1. A battery pack for a vehicle, comprising: a housing including at least one pack vent between an interior and an exterior of the housing;a plurality of battery cells disposed within the housing; anda channel system including channel arrays positioned in connection with vents on each of the plurality of battery cells and the channel arrays are in connection with a master channel that communicates with the at least one vent of the housing, wherein the channel system is enclosed from the rest of the volume of the pack.

2. The battery pack for a vehicle according to claim 1, wherein the housing contains a potting material encapsulating the channel system.

3. The battery pack for a vehicle according to claim 2, wherein the potting material is one of a foam, and a non-foamed polymeric resin.

4. The battery pack for a vehicle according to claim 1, wherein the channel system is isolated to prevent potting from entering the vent system.

5. The battery pack for a vehicle according to claim 1, wherein the channel array includes a plurality of battery cell engagement panels and a plurality of tray panels.

6. The battery pack for a vehicle according to claim 5, wherein a gap between the adjacent battery cell engagement panels and the adjacent tray panels is less than half a thickness of the battery cell engagement panels and the tray panels, respectively.

RECORDS SUPPLIED:
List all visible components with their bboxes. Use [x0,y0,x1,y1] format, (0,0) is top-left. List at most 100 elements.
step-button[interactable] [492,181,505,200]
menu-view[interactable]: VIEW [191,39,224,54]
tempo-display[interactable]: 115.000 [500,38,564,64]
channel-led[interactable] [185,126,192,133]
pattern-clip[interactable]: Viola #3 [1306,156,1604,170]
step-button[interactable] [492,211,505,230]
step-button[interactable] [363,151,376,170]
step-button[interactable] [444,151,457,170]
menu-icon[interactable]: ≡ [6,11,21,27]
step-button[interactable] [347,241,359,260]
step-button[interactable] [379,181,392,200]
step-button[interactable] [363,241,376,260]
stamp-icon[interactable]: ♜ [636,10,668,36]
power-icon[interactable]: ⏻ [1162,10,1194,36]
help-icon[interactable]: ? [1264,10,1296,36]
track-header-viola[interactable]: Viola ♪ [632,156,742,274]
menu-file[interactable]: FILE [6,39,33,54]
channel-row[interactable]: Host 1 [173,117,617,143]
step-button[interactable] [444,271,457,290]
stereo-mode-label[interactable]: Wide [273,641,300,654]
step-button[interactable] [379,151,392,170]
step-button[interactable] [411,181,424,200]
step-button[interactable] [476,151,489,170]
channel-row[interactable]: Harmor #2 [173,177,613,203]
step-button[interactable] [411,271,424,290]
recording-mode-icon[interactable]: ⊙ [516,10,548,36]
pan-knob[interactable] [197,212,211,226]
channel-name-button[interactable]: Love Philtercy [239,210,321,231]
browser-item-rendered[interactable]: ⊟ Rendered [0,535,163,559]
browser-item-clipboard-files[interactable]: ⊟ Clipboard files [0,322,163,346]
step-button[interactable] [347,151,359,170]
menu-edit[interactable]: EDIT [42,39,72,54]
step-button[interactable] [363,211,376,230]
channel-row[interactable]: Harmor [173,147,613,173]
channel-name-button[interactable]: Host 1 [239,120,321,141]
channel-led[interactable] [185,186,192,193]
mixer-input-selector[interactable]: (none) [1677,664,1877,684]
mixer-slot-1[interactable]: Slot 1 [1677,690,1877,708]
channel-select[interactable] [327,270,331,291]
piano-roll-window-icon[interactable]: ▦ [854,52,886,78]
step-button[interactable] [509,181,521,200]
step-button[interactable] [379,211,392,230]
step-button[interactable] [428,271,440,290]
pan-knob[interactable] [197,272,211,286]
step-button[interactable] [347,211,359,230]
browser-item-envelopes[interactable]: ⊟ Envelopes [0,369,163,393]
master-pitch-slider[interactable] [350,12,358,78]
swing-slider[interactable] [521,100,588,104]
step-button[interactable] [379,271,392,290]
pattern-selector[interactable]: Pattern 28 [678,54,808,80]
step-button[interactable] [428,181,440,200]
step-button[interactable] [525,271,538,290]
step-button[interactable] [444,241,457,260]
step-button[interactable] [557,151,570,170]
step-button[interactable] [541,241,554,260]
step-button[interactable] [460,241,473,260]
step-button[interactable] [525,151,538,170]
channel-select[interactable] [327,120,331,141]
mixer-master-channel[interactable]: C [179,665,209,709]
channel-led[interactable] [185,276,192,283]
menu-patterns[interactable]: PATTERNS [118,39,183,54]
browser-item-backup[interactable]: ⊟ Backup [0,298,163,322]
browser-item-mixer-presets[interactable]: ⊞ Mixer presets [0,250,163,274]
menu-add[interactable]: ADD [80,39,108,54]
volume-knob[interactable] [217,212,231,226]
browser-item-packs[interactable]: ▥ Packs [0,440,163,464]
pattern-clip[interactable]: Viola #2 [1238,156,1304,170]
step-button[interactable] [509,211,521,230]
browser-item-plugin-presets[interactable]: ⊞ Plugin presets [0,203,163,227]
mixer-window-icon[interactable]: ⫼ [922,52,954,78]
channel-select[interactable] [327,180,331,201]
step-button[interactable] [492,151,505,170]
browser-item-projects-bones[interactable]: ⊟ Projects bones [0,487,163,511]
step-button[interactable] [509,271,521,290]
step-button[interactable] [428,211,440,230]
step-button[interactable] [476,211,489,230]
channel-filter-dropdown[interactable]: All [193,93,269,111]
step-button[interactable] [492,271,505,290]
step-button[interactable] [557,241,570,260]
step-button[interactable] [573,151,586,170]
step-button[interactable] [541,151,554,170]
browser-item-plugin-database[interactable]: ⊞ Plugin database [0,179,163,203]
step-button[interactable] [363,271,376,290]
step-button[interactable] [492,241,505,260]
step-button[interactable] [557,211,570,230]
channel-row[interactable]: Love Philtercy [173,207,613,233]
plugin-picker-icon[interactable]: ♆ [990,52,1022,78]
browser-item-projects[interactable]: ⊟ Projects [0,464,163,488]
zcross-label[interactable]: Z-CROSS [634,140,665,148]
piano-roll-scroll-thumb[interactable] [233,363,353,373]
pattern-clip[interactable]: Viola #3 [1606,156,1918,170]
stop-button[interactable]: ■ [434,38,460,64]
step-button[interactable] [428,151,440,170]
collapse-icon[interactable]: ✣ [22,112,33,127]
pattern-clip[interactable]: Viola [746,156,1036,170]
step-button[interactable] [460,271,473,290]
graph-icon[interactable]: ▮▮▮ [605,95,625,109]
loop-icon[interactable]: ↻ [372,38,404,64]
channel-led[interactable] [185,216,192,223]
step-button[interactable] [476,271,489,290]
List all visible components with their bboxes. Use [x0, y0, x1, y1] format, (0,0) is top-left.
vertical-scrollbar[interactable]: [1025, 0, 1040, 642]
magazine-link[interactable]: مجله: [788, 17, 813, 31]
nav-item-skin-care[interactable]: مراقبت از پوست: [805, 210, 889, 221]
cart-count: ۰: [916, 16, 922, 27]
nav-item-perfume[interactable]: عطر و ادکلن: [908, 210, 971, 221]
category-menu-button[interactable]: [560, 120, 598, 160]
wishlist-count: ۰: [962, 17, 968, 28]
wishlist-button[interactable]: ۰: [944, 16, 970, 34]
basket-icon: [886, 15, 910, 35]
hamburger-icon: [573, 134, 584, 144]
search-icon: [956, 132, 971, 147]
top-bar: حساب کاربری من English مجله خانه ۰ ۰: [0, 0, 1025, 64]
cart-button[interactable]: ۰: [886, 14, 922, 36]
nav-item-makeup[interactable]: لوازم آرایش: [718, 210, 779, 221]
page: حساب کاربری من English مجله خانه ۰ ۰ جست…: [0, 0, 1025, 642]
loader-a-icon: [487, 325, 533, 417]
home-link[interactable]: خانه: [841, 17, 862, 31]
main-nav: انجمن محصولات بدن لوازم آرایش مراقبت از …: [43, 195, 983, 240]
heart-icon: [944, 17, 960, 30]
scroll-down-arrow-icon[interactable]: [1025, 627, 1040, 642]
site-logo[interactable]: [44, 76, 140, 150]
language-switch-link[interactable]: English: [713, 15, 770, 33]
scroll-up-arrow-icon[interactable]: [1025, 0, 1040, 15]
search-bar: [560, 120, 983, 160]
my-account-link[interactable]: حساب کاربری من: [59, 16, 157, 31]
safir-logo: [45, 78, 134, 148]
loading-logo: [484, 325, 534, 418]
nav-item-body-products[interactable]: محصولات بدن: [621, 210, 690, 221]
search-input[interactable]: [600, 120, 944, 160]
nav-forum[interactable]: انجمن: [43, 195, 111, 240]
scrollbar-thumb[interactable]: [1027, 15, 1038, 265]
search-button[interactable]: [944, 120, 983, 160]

ACTIVITY: Could you pick up the battery pack claims above after claim 6 and keep them going?

EXERCISE RESULT:
7. The battery pack for a vehicle according to claim 1, wherein the master channel includes multiple master channels.

8. The battery pack for a vehicle according to claim 1, wherein the at least one pack vent includes multiple pack vents.

9. The battery pack for a vehicle according to claim 1, wherein the housing includes a plurality of sub-modules and each sub-module includes a channel array.

10. The battery pack for a vehicle according to claim 1, wherein the channel array include ribs defining a plurality of channels under the cells that run either longitudinal or transverse to the vehicle and are connected by a series of openings in the ribs.

11. The battery pack for a vehicle according to claim 1, further comprising a thermal runaway sensor in the master channel.

12. The battery pack for a vehicle according to claim 1, wherein the master channel connects with the channel arrays along a face of the array.

13. The battery pack for a vehicle according to claim 1, wherein the master channel runs down a center of the housing dividing separate sections of the housing.

14. The battery pack for a vehicle according to claim 1, wherein the master channel is formed by a hose that connects the channel array to the at least one pack vent.

15. The battery pack for a vehicle according to claim 2, wherein the master channel is formed directly in the potting such that there is no separate wall material.

16. The battery pack for a vehicle according to claim 1, wherein the master channel contains a series of spark arrestors with decreasing hole size as the gas travels towards the pack vent.

17. The battery pack for a vehicle according to claim 1, further comprising at least one cooling ribbon disposed along the master channel.

18. The battery pack for a vehicle according to claim 1, wherein the channel system includes a plurality of battery cell engagement panels and a plurality of tray panels that include ribs defining the channel arrays and a plurality of apertures in the battery cell engagement panels and in communication with vents in the plurality of battery cells.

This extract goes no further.